— To do —
Tally the lines that contain the string "title" and state that total without comment.

#### Information supplied ####

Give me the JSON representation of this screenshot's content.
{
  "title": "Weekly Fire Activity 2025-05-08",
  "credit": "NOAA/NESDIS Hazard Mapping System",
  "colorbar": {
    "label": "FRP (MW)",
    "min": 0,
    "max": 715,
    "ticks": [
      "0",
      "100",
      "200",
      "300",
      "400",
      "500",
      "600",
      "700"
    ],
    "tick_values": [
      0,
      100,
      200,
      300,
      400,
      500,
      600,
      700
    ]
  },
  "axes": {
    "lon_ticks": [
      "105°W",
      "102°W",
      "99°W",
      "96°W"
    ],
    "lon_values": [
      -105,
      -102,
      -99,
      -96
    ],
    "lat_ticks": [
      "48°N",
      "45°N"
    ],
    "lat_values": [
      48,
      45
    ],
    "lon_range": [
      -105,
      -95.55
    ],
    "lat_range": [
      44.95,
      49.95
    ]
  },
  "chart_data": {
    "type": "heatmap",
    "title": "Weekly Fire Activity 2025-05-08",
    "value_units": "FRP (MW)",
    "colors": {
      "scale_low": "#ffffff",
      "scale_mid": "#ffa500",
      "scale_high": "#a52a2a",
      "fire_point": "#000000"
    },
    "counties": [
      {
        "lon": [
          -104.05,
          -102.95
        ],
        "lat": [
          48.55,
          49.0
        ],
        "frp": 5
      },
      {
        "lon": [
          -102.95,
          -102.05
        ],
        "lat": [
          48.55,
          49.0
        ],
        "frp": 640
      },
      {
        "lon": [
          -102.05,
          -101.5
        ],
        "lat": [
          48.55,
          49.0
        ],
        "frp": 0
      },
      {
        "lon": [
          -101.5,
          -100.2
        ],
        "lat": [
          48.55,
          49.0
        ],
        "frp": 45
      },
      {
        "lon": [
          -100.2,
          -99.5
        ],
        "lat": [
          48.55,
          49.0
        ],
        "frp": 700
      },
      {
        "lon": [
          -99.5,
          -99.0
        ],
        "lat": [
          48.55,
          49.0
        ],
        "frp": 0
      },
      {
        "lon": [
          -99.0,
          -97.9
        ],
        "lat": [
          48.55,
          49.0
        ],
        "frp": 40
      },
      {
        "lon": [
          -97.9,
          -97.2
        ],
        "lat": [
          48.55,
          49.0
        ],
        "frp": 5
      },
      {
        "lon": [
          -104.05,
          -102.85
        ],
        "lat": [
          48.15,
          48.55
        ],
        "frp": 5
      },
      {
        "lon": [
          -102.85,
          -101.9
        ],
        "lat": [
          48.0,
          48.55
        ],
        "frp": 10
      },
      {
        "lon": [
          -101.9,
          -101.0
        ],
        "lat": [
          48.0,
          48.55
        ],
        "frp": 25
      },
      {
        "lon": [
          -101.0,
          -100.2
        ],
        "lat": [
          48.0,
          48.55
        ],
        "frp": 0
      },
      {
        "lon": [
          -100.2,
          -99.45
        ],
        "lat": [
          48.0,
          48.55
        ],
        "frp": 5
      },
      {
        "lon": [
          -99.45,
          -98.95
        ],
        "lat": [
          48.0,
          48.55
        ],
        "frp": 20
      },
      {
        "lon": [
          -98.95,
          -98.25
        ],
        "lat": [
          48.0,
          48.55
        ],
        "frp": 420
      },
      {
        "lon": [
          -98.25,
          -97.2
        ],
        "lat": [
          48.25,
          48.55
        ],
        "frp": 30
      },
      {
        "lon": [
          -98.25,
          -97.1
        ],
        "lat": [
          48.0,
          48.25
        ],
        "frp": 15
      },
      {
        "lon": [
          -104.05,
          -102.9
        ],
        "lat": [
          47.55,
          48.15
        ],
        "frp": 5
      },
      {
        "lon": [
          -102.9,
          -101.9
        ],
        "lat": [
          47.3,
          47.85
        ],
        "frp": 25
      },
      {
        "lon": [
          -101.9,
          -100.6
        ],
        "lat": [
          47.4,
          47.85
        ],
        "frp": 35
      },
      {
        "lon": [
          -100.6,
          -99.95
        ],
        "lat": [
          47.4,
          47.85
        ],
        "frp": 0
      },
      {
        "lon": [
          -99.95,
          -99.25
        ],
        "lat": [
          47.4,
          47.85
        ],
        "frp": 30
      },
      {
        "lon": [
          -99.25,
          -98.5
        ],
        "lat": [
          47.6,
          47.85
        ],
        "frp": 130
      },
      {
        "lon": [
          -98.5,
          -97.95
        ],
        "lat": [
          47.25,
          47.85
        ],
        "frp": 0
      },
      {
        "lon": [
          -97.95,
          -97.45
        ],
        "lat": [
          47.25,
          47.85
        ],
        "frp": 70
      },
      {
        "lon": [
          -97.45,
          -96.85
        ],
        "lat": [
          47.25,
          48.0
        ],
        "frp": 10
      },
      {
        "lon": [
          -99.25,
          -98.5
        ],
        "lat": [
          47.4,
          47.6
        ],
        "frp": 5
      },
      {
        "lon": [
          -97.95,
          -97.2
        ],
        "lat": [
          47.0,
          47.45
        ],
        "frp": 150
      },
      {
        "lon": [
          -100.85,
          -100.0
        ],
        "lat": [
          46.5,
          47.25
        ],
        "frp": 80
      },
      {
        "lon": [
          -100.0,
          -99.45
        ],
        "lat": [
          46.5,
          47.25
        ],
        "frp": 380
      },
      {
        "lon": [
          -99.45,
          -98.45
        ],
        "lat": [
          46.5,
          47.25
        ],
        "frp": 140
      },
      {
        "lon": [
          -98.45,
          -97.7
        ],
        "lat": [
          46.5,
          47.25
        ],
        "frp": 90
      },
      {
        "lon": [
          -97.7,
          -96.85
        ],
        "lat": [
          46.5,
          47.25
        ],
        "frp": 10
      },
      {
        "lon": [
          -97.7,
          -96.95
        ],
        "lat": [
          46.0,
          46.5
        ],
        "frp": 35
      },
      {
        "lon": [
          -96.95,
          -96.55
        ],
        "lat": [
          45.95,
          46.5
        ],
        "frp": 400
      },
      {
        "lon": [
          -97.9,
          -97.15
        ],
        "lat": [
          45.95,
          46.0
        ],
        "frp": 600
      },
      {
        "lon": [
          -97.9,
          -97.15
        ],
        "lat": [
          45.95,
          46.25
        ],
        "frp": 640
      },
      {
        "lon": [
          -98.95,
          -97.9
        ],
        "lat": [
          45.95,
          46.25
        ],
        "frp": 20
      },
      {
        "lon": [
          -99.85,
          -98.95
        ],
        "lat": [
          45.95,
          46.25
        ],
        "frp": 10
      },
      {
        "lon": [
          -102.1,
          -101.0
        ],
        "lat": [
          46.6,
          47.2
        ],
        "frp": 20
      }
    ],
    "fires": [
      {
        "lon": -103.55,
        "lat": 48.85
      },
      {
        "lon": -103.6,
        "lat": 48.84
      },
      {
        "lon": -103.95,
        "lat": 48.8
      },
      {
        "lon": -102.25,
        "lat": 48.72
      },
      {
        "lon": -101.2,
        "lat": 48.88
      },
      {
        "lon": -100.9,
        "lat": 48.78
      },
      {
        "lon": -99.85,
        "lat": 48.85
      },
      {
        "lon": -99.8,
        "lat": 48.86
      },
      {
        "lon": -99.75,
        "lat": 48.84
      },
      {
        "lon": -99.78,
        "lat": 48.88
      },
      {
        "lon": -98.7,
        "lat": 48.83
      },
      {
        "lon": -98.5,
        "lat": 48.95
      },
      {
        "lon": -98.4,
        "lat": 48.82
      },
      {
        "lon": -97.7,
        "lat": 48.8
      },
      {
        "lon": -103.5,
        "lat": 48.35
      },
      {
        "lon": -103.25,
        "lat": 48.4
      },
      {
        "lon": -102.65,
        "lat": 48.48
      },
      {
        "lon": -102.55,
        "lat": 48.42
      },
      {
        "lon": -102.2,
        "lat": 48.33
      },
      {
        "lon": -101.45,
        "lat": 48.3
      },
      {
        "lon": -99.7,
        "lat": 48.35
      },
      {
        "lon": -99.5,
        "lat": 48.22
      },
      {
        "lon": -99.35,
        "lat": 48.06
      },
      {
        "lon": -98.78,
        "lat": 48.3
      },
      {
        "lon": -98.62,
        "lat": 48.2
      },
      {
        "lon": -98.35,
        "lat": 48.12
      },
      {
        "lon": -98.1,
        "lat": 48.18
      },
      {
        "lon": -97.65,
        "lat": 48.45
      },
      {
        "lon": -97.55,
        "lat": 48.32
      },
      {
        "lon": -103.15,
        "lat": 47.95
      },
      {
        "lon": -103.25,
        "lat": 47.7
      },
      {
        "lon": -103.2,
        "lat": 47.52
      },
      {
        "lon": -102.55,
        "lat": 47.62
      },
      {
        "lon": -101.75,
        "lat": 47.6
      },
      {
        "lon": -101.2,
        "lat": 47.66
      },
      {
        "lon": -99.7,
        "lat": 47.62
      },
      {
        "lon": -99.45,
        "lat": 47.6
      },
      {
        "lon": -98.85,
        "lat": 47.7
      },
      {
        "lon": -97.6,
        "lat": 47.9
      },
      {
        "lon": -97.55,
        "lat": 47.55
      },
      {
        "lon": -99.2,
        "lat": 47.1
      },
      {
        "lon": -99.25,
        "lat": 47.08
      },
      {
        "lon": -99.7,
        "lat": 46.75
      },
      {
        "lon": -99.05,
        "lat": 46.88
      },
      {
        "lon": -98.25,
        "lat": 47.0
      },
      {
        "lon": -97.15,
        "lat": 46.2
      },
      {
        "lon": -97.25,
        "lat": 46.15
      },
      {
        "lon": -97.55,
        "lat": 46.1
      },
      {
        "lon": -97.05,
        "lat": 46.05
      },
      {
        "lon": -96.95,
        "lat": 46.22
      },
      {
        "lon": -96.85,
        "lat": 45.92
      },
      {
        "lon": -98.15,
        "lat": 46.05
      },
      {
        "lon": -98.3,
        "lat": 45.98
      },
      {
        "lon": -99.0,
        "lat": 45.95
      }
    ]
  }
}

####

— Response to the exercise —
2